Stored items:
┌────────
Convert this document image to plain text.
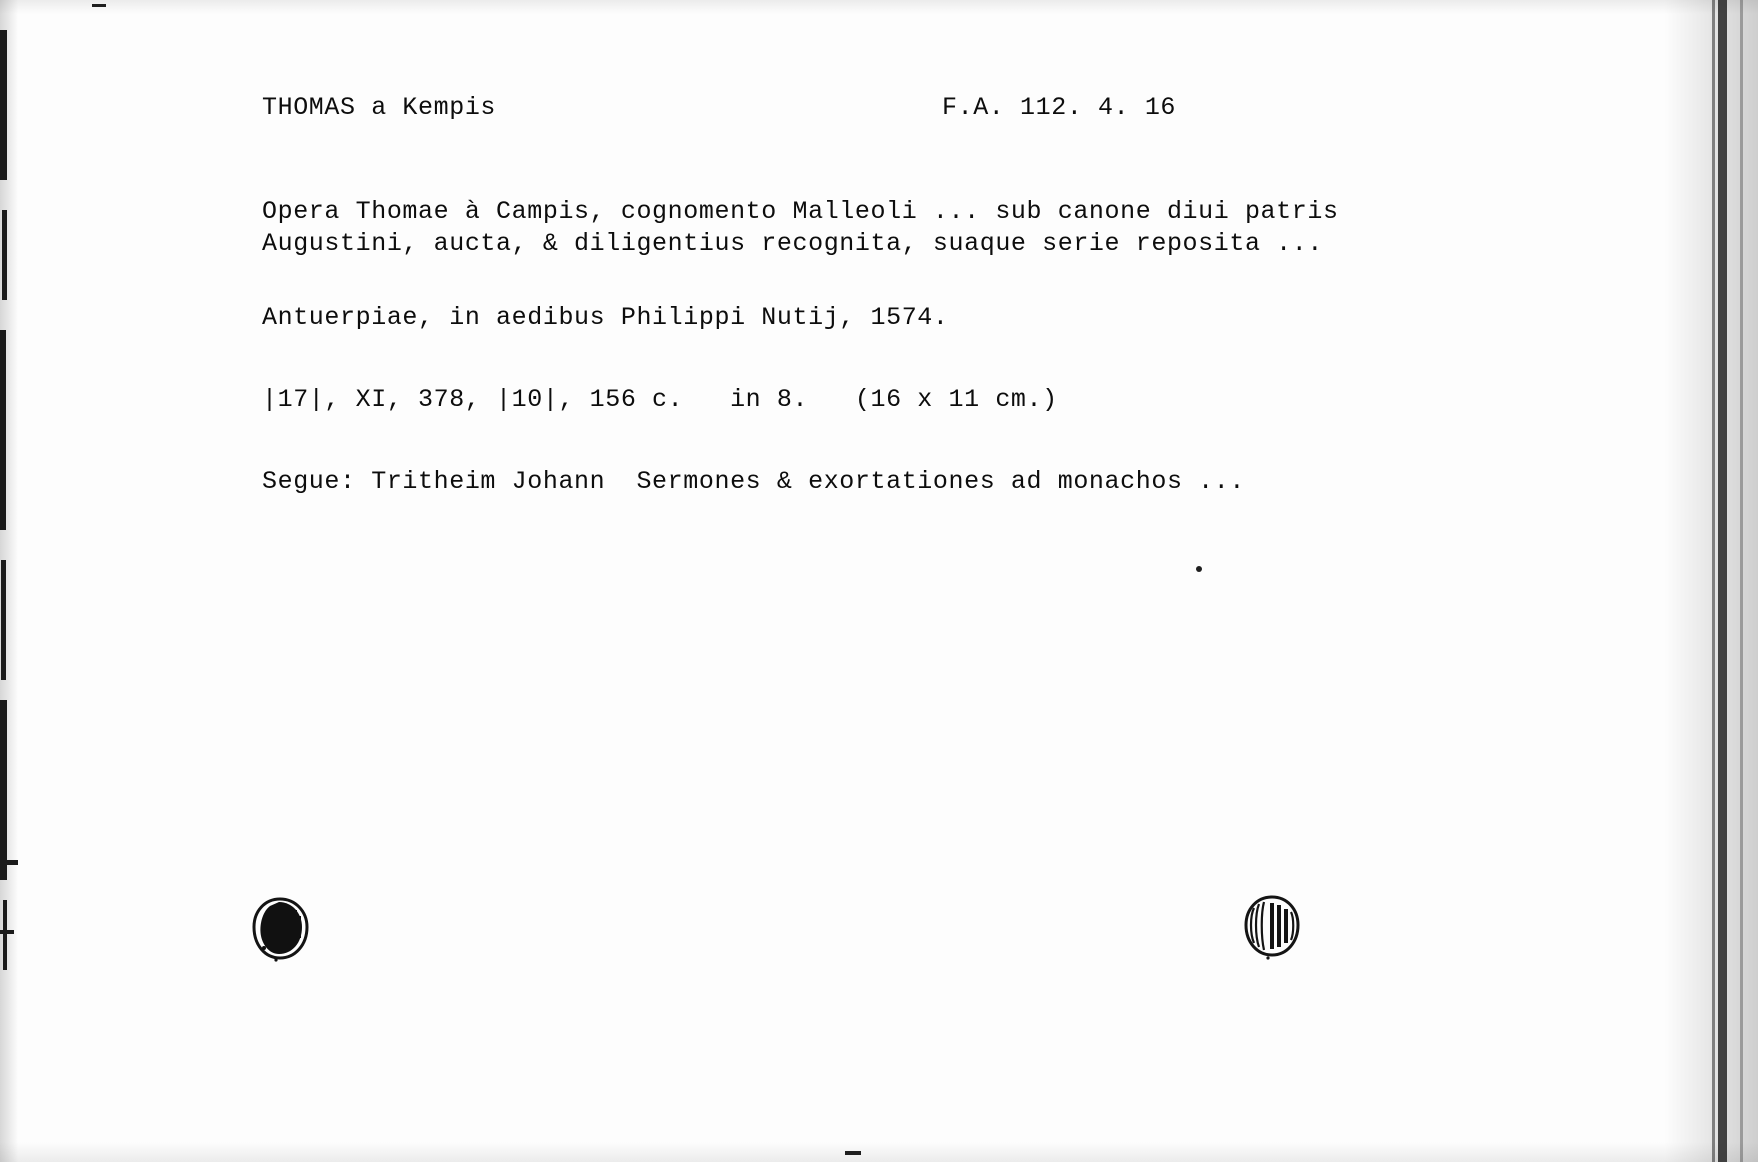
THOMAS a Kempis	F.A. 112. 4. 16
Opera Thomae à Campis, cognomento Malleoli ... sub canone diui patris
Augustini, aucta, & diligentius recognita, suaque serie reposita ...
Antuerpiae, in aedibus Philippi Nutij, 1574.
|17|, XI, 378, |10|, 156 c.   in 8.   (16 x 11 cm.)
Segue: Tritheim Johann  Sermones & exortationes ad monachos ...
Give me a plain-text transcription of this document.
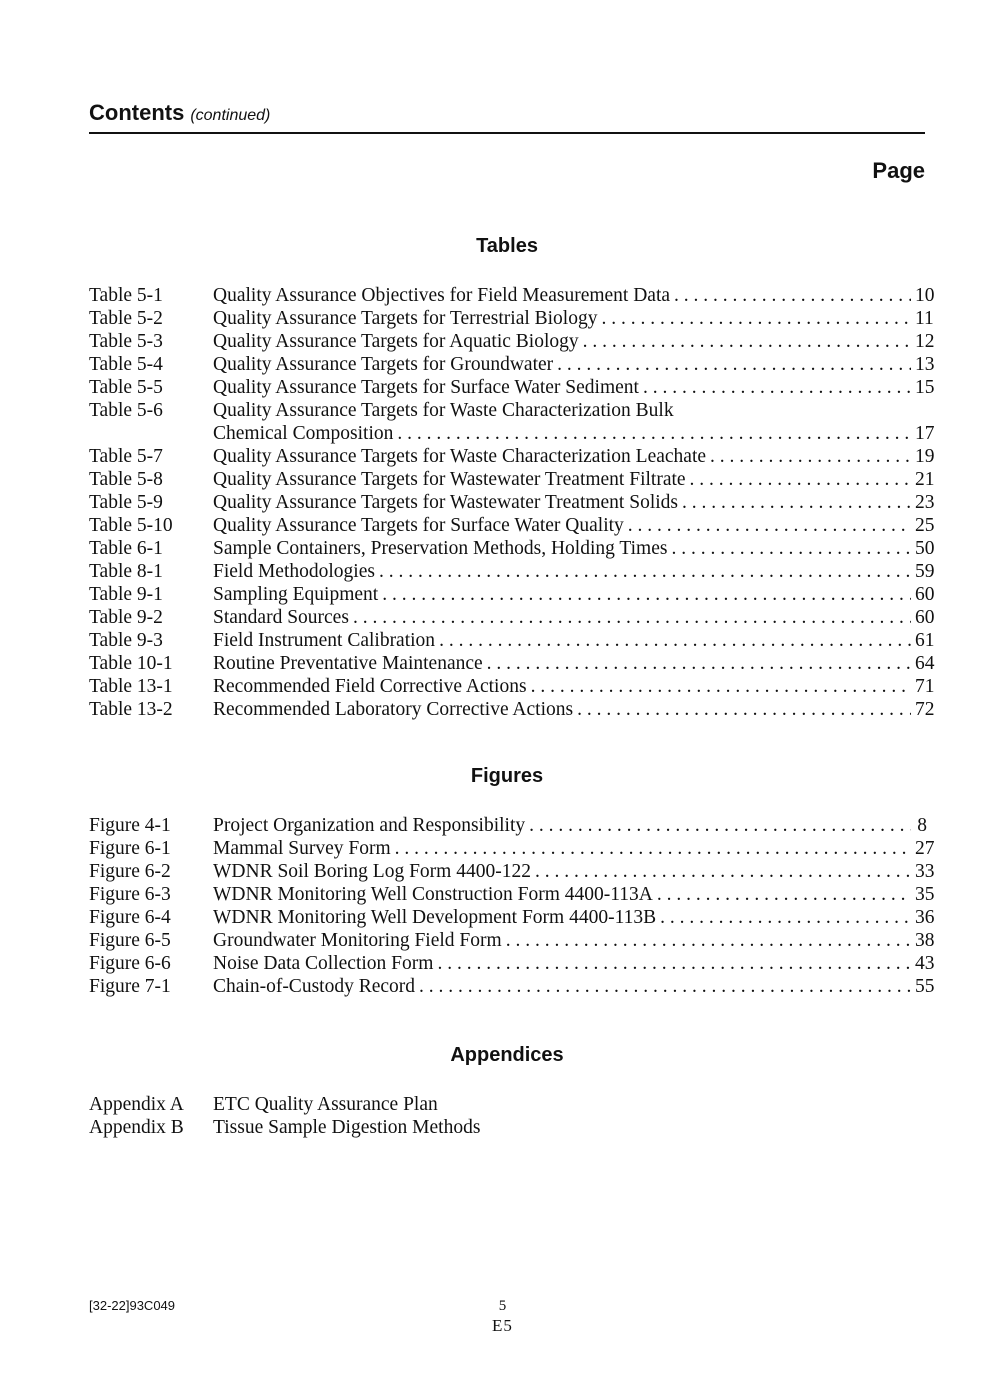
Contents (continued)
Page
Tables
Table 5-1	Quality Assurance Objectives for Field Measurement Data . . .	10
Table 5-2	Quality Assurance Targets for Terrestrial Biology . . .	11
Table 5-3	Quality Assurance Targets for Aquatic Biology . . .	12
Table 5-4	Quality Assurance Targets for Groundwater . . .	13
Table 5-5	Quality Assurance Targets for Surface Water Sediment . . .	15
Table 5-6	Quality Assurance Targets for Waste Characterization Bulk
Chemical Composition . . .	17
Table 5-7	Quality Assurance Targets for Waste Characterization Leachate . . .	19
Table 5-8	Quality Assurance Targets for Wastewater Treatment Filtrate . . .	21
Table 5-9	Quality Assurance Targets for Wastewater Treatment Solids . . .	23
Table 5-10	Quality Assurance Targets for Surface Water Quality . . .	25
Table 6-1	Sample Containers, Preservation Methods, Holding Times . . .	50
Table 8-1	Field Methodologies . . .	59
Table 9-1	Sampling Equipment . . .	60
Table 9-2	Standard Sources . . .	60
Table 9-3	Field Instrument Calibration . . .	61
Table 10-1	Routine Preventative Maintenance . . .	64
Table 13-1	Recommended Field Corrective Actions . . .	71
Table 13-2	Recommended Laboratory Corrective Actions . . .	72
Figures
Figure 4-1	Project Organization and Responsibility . . .	8
Figure 6-1	Mammal Survey Form . . .	27
Figure 6-2	WDNR Soil Boring Log Form 4400-122 . . .	33
Figure 6-3	WDNR Monitoring Well Construction Form 4400-113A . . .	35
Figure 6-4	WDNR Monitoring Well Development Form 4400-113B . . .	36
Figure 6-5	Groundwater Monitoring Field Form . . .	38
Figure 6-6	Noise Data Collection Form . . .	43
Figure 7-1	Chain-of-Custody Record . . .	55
Appendices
Appendix A	ETC Quality Assurance Plan
Appendix B	Tissue Sample Digestion Methods
[32-22]93C049	5
E5
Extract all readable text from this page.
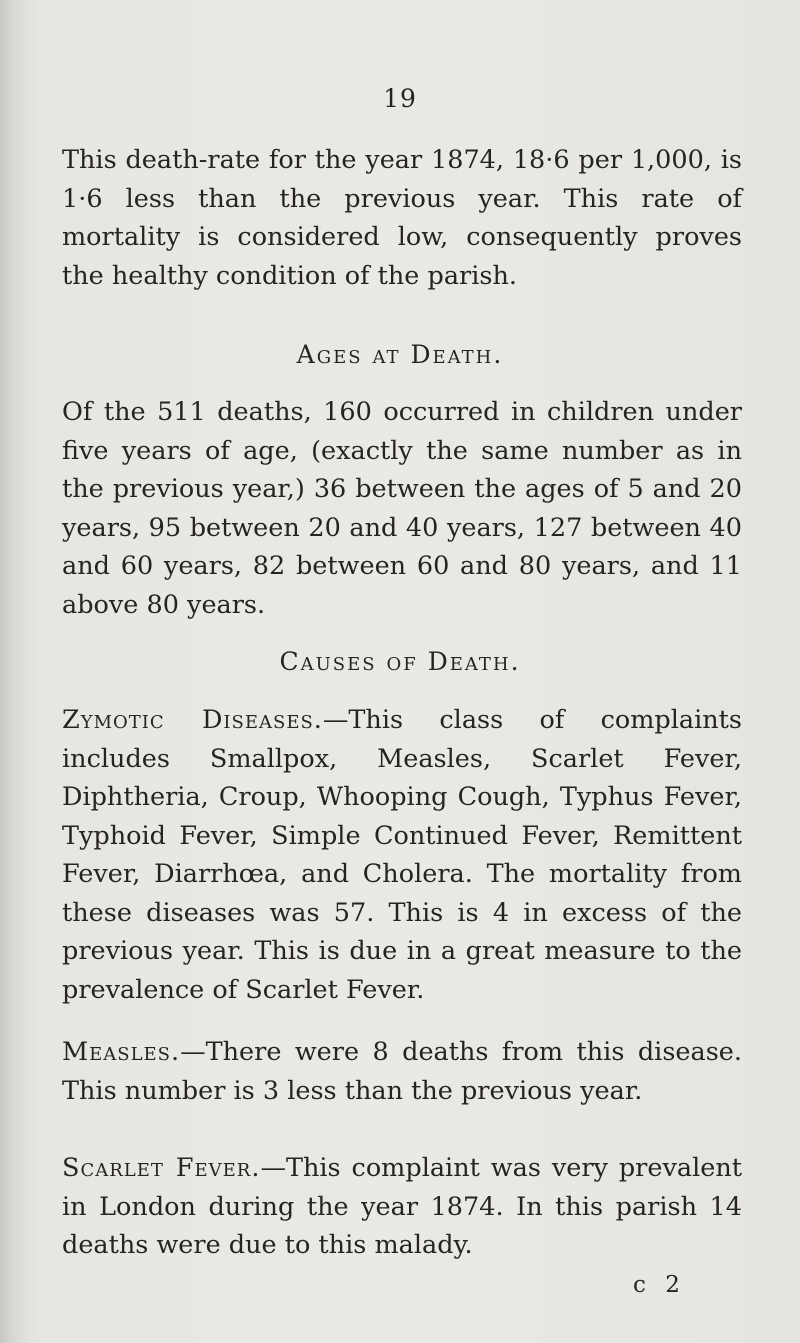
19

This death-rate for the year 1874, 18·6 per 1,000, is 1·6 less than the previous year. This rate of mortality is considered low, consequently proves the healthy condition of the parish.

Ages at Death.

Of the 511 deaths, 160 occurred in children under five years of age, (exactly the same number as in the previous year,) 36 between the ages of 5 and 20 years, 95 between 20 and 40 years, 127 between 40 and 60 years, 82 between 60 and 80 years, and 11 above 80 years.

Causes of Death.

Zymotic Diseases.—This class of complaints includes Smallpox, Measles, Scarlet Fever, Diphtheria, Croup, Whooping Cough, Typhus Fever, Typhoid Fever, Simple Continued Fever, Remittent Fever, Diarrhœa, and Cholera. The mortality from these diseases was 57. This is 4 in excess of the previous year. This is due in a great measure to the prevalence of Scarlet Fever.

Measles.—There were 8 deaths from this disease. This number is 3 less than the previous year.

Scarlet Fever.—This complaint was very prevalent in London during the year 1874. In this parish 14 deaths were due to this malady.

c 2
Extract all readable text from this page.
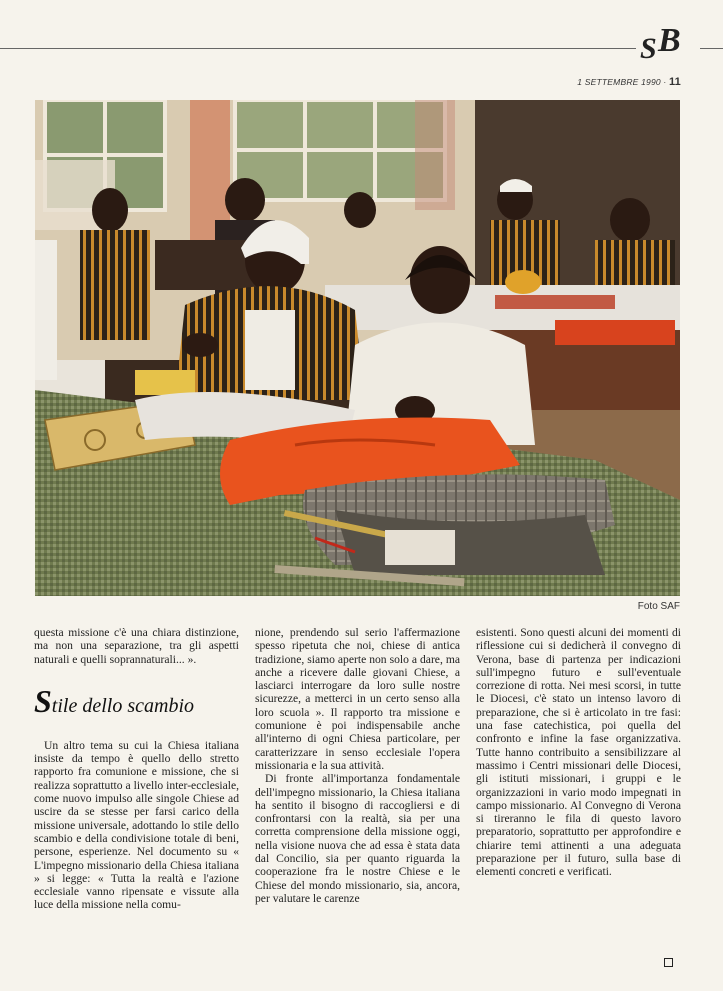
S B
1 SETTEMBRE 1990 · 11
Foto SAF

questa missione c'è una chiara distinzione, ma non una separazione, tra gli aspetti naturali e quelli soprannaturali... ».

Stile dello scambio

Un altro tema su cui la Chiesa italiana insiste da tempo è quello dello stretto rapporto fra comunione e missione, che si realizza soprattutto a livello inter-ecclesiale, come nuovo impulso alle singole Chiese ad uscire da se stesse per farsi carico della missione universale, adottando lo stile dello scambio e della condivisione totale di beni, persone, esperienze. Nel documento su « L'impegno missionario della Chiesa italiana » si legge: « Tutta la realtà e l'azione ecclesiale vanno ripensate e vissute alla luce della missione nella comu-

nione, prendendo sul serio l'affermazione spesso ripetuta che noi, chiese di antica tradizione, siamo aperte non solo a dare, ma anche a ricevere dalle giovani Chiese, a lasciarci interrogare da loro sulle nostre sicurezze, a metterci in un certo senso alla loro scuola ». Il rapporto tra missione e comunione è poi indispensabile anche all'interno di ogni Chiesa particolare, per caratterizzare in senso ecclesiale l'opera missionaria e la sua attività.

Di fronte all'importanza fondamentale dell'impegno missionario, la Chiesa italiana ha sentito il bisogno di raccogliersi e di confrontarsi con la realtà, sia per una corretta comprensione della missione oggi, nella visione nuova che ad essa è stata data dal Concilio, sia per quanto riguarda la cooperazione fra le nostre Chiese e le Chiese del mondo missionario, sia, ancora, per valutare le carenze

esistenti. Sono questi alcuni dei momenti di riflessione cui si dedicherà il convegno di Verona, base di partenza per indicazioni sull'impegno futuro e sull'eventuale correzione di rotta. Nei mesi scorsi, in tutte le Diocesi, c'è stato un intenso lavoro di preparazione, che si è articolato in tre fasi: una fase catechistica, poi quella del confronto e infine la fase organizzativa. Tutte hanno contribuito a sensibilizzare al massimo i Centri missionari delle Diocesi, gli istituti missionari, i gruppi e le organizzazioni in vario modo impegnati in campo missionario. Al Convegno di Verona si tireranno le fila di questo lavoro preparatorio, soprattutto per approfondire e chiarire temi attinenti a una adeguata preparazione per il futuro, sulla base di elementi concreti e verificati.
└────────
**Goal:** Copy the entries above faithfully and omit every image.

**Output for this exercise:**
Convert this document image to plain text.
THOMAS a Kempis	F.A. 112. 4. 16
Opera Thomae à Campis, cognomento Malleoli ... sub canone diui patris
Augustini, aucta, & diligentius recognita, suaque serie reposita ...
Antuerpiae, in aedibus Philippi Nutij, 1574.
|17|, XI, 378, |10|, 156 c.   in 8.   (16 x 11 cm.)
Segue: Tritheim Johann  Sermones & exortationes ad monachos ...
Give me a plain-text transcription of this document.
Contents (continued)
Page
Tables
Table 5-1	Quality Assurance Objectives for Field Measurement Data . . .	10
Table 5-2	Quality Assurance Targets for Terrestrial Biology . . .	11
Table 5-3	Quality Assurance Targets for Aquatic Biology . . .	12
Table 5-4	Quality Assurance Targets for Groundwater . . .	13
Table 5-5	Quality Assurance Targets for Surface Water Sediment . . .	15
Table 5-6	Quality Assurance Targets for Waste Characterization Bulk
Chemical Composition . . .	17
Table 5-7	Quality Assurance Targets for Waste Characterization Leachate . . .	19
Table 5-8	Quality Assurance Targets for Wastewater Treatment Filtrate . . .	21
Table 5-9	Quality Assurance Targets for Wastewater Treatment Solids . . .	23
Table 5-10	Quality Assurance Targets for Surface Water Quality . . .	25
Table 6-1	Sample Containers, Preservation Methods, Holding Times . . .	50
Table 8-1	Field Methodologies . . .	59
Table 9-1	Sampling Equipment . . .	60
Table 9-2	Standard Sources . . .	60
Table 9-3	Field Instrument Calibration . . .	61
Table 10-1	Routine Preventative Maintenance . . .	64
Table 13-1	Recommended Field Corrective Actions . . .	71
Table 13-2	Recommended Laboratory Corrective Actions . . .	72
Figures
Figure 4-1	Project Organization and Responsibility . . .	8
Figure 6-1	Mammal Survey Form . . .	27
Figure 6-2	WDNR Soil Boring Log Form 4400-122 . . .	33
Figure 6-3	WDNR Monitoring Well Construction Form 4400-113A . . .	35
Figure 6-4	WDNR Monitoring Well Development Form 4400-113B . . .	36
Figure 6-5	Groundwater Monitoring Field Form . . .	38
Figure 6-6	Noise Data Collection Form . . .	43
Figure 7-1	Chain-of-Custody Record . . .	55
Appendices
Appendix A	ETC Quality Assurance Plan
Appendix B	Tissue Sample Digestion Methods
[32-22]93C049	5
E5
Extract all readable text from this page.
19

This death-rate for the year 1874, 18·6 per 1,000, is 1·6 less than the previous year. This rate of mortality is considered low, consequently proves the healthy condition of the parish.

Ages at Death.

Of the 511 deaths, 160 occurred in children under five years of age, (exactly the same number as in the previous year,) 36 between the ages of 5 and 20 years, 95 between 20 and 40 years, 127 between 40 and 60 years, 82 between 60 and 80 years, and 11 above 80 years.

Causes of Death.

Zymotic Diseases.—This class of complaints includes Smallpox, Measles, Scarlet Fever, Diphtheria, Croup, Whooping Cough, Typhus Fever, Typhoid Fever, Simple Continued Fever, Remittent Fever, Diarrhœa, and Cholera. The mortality from these diseases was 57. This is 4 in excess of the previous year. This is due in a great measure to the prevalence of Scarlet Fever.

Measles.—There were 8 deaths from this disease. This number is 3 less than the previous year.

Scarlet Fever.—This complaint was very prevalent in London during the year 1874. In this parish 14 deaths were due to this malady.

c 2
Extract all readable text from this page.
S B
1 SETTEMBRE 1990 · 11
Foto SAF

questa missione c'è una chiara distinzione, ma non una separazione, tra gli aspetti naturali e quelli soprannaturali... ».

Stile dello scambio

Un altro tema su cui la Chiesa italiana insiste da tempo è quello dello stretto rapporto fra comunione e missione, che si realizza soprattutto a livello inter-ecclesiale, come nuovo impulso alle singole Chiese ad uscire da se stesse per farsi carico della missione universale, adottando lo stile dello scambio e della condivisione totale di beni, persone, esperienze. Nel documento su « L'impegno missionario della Chiesa italiana » si legge: « Tutta la realtà e l'azione ecclesiale vanno ripensate e vissute alla luce della missione nella comu-

nione, prendendo sul serio l'affermazione spesso ripetuta che noi, chiese di antica tradizione, siamo aperte non solo a dare, ma anche a ricevere dalle giovani Chiese, a lasciarci interrogare da loro sulle nostre sicurezze, a metterci in un certo senso alla loro scuola ». Il rapporto tra missione e comunione è poi indispensabile anche all'interno di ogni Chiesa particolare, per caratterizzare in senso ecclesiale l'opera missionaria e la sua attività.

Di fronte all'importanza fondamentale dell'impegno missionario, la Chiesa italiana ha sentito il bisogno di raccogliersi e di confrontarsi con la realtà, sia per una corretta comprensione della missione oggi, nella visione nuova che ad essa è stata data dal Concilio, sia per quanto riguarda la cooperazione fra le nostre Chiese e le Chiese del mondo missionario, sia, ancora, per valutare le carenze

esistenti. Sono questi alcuni dei momenti di riflessione cui si dedicherà il convegno di Verona, base di partenza per indicazioni sull'impegno futuro e sull'eventuale correzione di rotta. Nei mesi scorsi, in tutte le Diocesi, c'è stato un intenso lavoro di preparazione, che si è articolato in tre fasi: una fase catechistica, poi quella del confronto e infine la fase organizzativa. Tutte hanno contribuito a sensibilizzare al massimo i Centri missionari delle Diocesi, gli istituti missionari, i gruppi e le organizzazioni in vario modo impegnati in campo missionario. Al Convegno di Verona si tireranno le fila di questo lavoro preparatorio, soprattutto per approfondire e chiarire temi attinenti a una adeguata preparazione per il futuro, sulla base di elementi concreti e verificati.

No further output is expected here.